Identify each line below containing the string "prostředí" and copy it.

— START Available data —

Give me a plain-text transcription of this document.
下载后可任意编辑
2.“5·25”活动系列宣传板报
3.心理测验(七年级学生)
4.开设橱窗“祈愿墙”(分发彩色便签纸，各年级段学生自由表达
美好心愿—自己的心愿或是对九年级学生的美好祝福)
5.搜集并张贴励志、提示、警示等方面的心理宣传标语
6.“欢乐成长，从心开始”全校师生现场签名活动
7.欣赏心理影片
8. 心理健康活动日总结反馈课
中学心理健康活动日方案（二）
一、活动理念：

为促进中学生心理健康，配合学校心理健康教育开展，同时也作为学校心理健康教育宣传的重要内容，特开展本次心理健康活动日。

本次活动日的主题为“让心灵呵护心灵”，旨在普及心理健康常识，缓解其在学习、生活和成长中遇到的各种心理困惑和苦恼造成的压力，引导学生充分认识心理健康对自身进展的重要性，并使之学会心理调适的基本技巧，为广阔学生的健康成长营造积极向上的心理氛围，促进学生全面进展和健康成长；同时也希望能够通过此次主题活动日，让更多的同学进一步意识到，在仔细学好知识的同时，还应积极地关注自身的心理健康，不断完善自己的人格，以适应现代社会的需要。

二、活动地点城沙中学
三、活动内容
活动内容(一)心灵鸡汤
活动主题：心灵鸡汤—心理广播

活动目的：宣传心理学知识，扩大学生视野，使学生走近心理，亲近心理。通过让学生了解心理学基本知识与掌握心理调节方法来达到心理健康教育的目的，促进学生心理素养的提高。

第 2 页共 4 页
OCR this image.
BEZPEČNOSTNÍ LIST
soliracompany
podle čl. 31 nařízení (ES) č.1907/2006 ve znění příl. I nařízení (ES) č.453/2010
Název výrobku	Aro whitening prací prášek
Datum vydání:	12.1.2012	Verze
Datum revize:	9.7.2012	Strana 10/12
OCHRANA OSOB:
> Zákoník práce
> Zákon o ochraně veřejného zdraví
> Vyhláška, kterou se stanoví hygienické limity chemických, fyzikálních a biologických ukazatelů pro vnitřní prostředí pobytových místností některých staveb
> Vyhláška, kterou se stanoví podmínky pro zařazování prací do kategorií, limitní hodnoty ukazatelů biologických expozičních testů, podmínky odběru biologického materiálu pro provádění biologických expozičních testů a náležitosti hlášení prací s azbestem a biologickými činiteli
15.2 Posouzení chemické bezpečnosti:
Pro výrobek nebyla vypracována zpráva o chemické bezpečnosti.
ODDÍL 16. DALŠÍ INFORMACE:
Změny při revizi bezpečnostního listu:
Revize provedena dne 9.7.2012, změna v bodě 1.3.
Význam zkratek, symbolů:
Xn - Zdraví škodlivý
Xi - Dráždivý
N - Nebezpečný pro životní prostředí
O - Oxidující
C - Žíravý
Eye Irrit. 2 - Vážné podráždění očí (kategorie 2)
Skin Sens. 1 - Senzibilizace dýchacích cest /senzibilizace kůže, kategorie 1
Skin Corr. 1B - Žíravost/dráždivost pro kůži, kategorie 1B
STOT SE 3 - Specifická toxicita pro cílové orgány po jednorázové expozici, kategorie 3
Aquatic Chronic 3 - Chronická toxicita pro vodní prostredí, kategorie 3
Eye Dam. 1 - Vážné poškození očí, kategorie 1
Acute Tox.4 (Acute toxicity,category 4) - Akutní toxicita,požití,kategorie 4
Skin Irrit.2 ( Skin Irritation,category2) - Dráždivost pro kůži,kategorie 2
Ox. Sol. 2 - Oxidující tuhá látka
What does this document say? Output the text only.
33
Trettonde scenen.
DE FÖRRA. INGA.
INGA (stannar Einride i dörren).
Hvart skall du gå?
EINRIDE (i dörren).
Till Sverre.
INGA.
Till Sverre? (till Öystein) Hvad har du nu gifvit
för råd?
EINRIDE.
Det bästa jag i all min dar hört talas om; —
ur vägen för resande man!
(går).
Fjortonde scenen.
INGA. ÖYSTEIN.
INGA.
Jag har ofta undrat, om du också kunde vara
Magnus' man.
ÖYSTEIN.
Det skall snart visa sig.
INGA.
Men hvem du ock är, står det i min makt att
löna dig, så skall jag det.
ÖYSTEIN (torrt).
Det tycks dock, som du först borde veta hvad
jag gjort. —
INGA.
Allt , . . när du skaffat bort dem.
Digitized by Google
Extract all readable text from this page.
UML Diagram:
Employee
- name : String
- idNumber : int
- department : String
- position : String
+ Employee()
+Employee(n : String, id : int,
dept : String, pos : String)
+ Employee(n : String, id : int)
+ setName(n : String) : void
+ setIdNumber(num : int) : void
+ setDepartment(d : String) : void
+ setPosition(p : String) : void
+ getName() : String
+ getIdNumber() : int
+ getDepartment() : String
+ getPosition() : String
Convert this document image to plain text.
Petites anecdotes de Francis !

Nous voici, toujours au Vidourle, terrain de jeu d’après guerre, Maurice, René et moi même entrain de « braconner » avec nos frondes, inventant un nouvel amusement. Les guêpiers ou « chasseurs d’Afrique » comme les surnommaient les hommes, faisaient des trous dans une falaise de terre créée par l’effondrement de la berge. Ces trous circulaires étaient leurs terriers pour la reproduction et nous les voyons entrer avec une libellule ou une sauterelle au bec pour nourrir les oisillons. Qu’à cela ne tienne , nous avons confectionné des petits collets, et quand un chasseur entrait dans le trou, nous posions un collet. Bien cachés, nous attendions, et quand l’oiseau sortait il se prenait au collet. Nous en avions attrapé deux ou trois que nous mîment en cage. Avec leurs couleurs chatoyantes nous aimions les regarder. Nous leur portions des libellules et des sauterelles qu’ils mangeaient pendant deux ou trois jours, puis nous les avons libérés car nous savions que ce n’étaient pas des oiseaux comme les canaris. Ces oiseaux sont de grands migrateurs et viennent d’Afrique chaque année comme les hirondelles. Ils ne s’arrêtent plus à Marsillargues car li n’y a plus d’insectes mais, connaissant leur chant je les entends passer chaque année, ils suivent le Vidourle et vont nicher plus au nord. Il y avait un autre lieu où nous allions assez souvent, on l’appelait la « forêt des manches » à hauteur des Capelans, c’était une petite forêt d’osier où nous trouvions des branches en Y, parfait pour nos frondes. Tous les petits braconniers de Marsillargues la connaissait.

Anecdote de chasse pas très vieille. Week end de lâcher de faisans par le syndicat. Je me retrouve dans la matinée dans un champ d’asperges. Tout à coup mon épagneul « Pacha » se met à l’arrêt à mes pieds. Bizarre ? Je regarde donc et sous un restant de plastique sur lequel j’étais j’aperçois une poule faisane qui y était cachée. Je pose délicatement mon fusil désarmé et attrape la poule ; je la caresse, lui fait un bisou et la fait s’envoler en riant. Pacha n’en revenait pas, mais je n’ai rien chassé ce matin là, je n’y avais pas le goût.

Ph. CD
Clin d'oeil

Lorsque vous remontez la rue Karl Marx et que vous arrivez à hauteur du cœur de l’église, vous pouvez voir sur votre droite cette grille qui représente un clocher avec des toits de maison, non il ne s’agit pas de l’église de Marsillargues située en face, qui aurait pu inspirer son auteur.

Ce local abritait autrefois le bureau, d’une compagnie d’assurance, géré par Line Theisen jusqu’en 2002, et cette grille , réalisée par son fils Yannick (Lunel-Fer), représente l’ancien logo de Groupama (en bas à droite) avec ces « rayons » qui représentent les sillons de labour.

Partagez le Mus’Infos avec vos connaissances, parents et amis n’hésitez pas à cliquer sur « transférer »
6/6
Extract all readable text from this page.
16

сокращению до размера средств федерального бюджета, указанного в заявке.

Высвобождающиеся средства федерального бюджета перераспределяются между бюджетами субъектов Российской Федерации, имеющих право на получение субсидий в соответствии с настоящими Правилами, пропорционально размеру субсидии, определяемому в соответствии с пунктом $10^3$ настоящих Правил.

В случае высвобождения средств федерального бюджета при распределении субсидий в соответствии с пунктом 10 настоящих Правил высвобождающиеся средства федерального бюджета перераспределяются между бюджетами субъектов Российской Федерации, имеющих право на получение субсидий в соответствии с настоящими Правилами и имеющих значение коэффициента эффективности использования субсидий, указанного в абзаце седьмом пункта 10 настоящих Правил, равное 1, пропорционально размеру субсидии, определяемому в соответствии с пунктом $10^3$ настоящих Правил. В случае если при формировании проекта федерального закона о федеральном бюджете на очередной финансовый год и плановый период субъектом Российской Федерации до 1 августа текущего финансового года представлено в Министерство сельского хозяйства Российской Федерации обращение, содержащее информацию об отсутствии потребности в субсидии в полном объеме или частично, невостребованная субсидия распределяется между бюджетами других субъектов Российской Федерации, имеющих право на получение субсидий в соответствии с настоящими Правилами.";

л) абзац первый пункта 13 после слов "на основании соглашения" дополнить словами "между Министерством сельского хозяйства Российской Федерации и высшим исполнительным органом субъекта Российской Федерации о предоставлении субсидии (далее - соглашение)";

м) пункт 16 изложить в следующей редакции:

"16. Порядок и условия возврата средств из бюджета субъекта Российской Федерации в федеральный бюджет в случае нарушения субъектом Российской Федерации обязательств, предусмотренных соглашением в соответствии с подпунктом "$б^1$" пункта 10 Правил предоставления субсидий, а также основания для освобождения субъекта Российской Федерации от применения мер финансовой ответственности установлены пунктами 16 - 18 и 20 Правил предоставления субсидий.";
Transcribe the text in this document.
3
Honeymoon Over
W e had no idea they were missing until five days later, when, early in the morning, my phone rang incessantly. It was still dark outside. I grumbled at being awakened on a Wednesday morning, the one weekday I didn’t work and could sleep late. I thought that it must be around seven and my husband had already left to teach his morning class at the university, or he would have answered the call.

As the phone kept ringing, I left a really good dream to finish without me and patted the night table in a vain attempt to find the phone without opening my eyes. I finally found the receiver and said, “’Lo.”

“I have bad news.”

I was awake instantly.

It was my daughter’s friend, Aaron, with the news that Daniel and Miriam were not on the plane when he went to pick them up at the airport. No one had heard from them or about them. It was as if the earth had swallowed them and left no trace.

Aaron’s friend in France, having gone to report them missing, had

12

— END Available data —

[Exercise result]
> Vyhláška, kterou se stanoví hygienické limity chemických, fyzikálních a biologických ukazatelů pro vnitřní prostředí pobytových místností některých staveb
N - Nebezpečný pro životní prostředí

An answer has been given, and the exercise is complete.